Pull out from the material below all lines with "JSON".

BEGIN Provided material

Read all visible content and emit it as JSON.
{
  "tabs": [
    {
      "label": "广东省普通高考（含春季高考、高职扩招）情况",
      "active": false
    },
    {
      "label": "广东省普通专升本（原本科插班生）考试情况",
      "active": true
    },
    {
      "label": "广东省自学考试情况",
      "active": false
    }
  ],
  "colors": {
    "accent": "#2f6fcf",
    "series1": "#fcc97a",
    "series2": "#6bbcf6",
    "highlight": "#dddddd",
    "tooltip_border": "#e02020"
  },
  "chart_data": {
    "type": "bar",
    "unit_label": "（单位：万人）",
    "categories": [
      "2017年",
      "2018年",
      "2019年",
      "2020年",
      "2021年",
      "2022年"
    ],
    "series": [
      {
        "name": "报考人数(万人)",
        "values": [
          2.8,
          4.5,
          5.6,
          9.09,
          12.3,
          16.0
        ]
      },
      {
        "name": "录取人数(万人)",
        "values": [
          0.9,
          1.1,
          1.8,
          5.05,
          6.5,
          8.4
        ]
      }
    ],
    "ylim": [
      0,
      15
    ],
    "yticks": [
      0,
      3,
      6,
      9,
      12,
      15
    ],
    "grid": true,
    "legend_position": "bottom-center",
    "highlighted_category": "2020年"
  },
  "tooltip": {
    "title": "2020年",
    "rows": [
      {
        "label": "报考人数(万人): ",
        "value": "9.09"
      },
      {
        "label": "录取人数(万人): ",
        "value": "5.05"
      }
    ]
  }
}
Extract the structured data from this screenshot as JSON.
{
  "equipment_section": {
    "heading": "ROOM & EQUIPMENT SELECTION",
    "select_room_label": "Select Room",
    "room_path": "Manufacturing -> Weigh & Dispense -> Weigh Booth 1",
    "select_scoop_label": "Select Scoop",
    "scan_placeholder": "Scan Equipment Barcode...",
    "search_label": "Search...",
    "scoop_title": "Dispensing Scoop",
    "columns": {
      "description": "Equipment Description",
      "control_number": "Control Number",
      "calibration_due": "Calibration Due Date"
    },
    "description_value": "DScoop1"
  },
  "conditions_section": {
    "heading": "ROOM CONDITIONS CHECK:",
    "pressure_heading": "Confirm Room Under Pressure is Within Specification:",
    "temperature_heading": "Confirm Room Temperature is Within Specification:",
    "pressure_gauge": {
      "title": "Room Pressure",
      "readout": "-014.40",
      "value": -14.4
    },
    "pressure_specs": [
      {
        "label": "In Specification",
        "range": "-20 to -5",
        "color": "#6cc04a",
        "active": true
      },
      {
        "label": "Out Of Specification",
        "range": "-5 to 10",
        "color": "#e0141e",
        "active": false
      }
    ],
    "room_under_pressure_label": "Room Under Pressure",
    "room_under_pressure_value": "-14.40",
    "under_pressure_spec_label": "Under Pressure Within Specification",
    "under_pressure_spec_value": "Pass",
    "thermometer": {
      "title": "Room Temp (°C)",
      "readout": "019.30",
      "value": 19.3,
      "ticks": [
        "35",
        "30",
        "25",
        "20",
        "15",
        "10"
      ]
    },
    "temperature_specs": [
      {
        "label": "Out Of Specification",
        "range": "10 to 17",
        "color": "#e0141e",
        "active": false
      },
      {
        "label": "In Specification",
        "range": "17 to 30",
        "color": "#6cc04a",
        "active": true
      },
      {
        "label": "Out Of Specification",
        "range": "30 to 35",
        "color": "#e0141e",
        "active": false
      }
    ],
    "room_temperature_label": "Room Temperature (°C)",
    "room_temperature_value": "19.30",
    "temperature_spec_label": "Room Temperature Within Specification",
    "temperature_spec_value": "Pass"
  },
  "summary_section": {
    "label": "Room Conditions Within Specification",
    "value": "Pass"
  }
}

END Provided material

Written reply
Read all visible content and emit it as JSON.
Extract the structured data from this screenshot as JSON.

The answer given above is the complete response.